Dataset records:
┌────────

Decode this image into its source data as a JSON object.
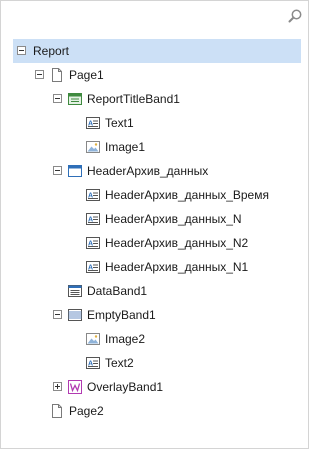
{
  "search": {
    "value": "",
    "placeholder": ""
  },
  "tree": {
    "report": "Report",
    "page1": "Page1",
    "report_title_band": "ReportTitleBand1",
    "text1": "Text1",
    "image1": "Image1",
    "header_band": "HeaderАрхив_данных",
    "header_time": "HeaderАрхив_данных_Время",
    "header_n": "HeaderАрхив_данных_N",
    "header_n2": "HeaderАрхив_данных_N2",
    "header_n1": "HeaderАрхив_данных_N1",
    "data_band": "DataBand1",
    "empty_band": "EmptyBand1",
    "image2": "Image2",
    "text2": "Text2",
    "overlay_band": "OverlayBand1",
    "page2": "Page2"
  },
  "colors": {
    "selection": "#cce0f6",
    "band_green": "#3f8a3f",
    "band_blue": "#2f6fb8",
    "overlay_purple": "#b23ab2"
  }
}
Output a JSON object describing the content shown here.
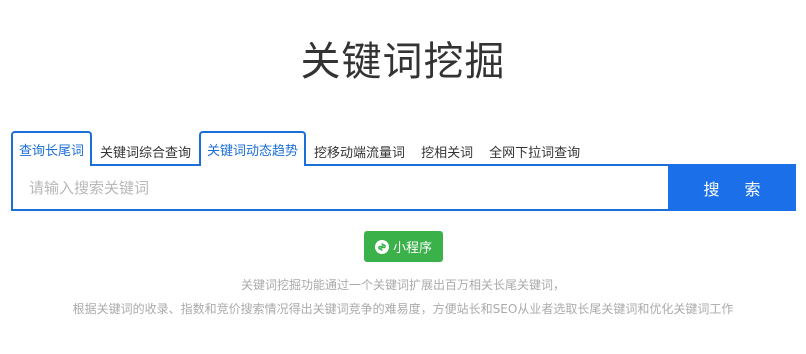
{
  "page": {
    "title": "关键词挖掘"
  },
  "tabs": [
    {
      "label": "查询长尾词",
      "active": true
    },
    {
      "label": "关键词综合查询",
      "active": false
    },
    {
      "label": "关键词动态趋势",
      "active": true
    },
    {
      "label": "挖移动端流量词",
      "active": false
    },
    {
      "label": "挖相关词",
      "active": false
    },
    {
      "label": "全网下拉词查询",
      "active": false
    }
  ],
  "search": {
    "placeholder": "请输入搜索关键词",
    "value": "",
    "button_label": "搜 索"
  },
  "mini_program": {
    "label": "小程序",
    "icon": "mini-program-icon"
  },
  "description": {
    "line1": "关键词挖掘功能通过一个关键词扩展出百万相关长尾关键词，",
    "line2": "根据关键词的收录、指数和竞价搜索情况得出关键词竞争的难易度，方便站长和SEO从业者选取长尾关键词和优化关键词工作"
  },
  "colors": {
    "accent": "#1b6fd8",
    "button": "#1b6fe8",
    "mini_program": "#3bb14a",
    "muted_text": "#aaaaaa"
  }
}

└────────

Problem to work on →
Copy each line of the records precisely and drop any images they hold.

The output →
Decode this image into its source data as a JSON object.
{
  "search": {
    "value": "",
    "placeholder": ""
  },
  "tree": {
    "report": "Report",
    "page1": "Page1",
    "report_title_band": "ReportTitleBand1",
    "text1": "Text1",
    "image1": "Image1",
    "header_band": "HeaderАрхив_данных",
    "header_time": "HeaderАрхив_данных_Время",
    "header_n": "HeaderАрхив_данных_N",
    "header_n2": "HeaderАрхив_данных_N2",
    "header_n1": "HeaderАрхив_данных_N1",
    "data_band": "DataBand1",
    "empty_band": "EmptyBand1",
    "image2": "Image2",
    "text2": "Text2",
    "overlay_band": "OverlayBand1",
    "page2": "Page2"
  },
  "colors": {
    "selection": "#cce0f6",
    "band_green": "#3f8a3f",
    "band_blue": "#2f6fb8",
    "overlay_purple": "#b23ab2"
  }
}
Output a JSON object describing the content shown here.
{
  "page": {
    "title": "关键词挖掘"
  },
  "tabs": [
    {
      "label": "查询长尾词",
      "active": true
    },
    {
      "label": "关键词综合查询",
      "active": false
    },
    {
      "label": "关键词动态趋势",
      "active": true
    },
    {
      "label": "挖移动端流量词",
      "active": false
    },
    {
      "label": "挖相关词",
      "active": false
    },
    {
      "label": "全网下拉词查询",
      "active": false
    }
  ],
  "search": {
    "placeholder": "请输入搜索关键词",
    "value": "",
    "button_label": "搜 索"
  },
  "mini_program": {
    "label": "小程序",
    "icon": "mini-program-icon"
  },
  "description": {
    "line1": "关键词挖掘功能通过一个关键词扩展出百万相关长尾关键词，",
    "line2": "根据关键词的收录、指数和竞价搜索情况得出关键词竞争的难易度，方便站长和SEO从业者选取长尾关键词和优化关键词工作"
  },
  "colors": {
    "accent": "#1b6fd8",
    "button": "#1b6fe8",
    "mini_program": "#3bb14a",
    "muted_text": "#aaaaaa"
  }
}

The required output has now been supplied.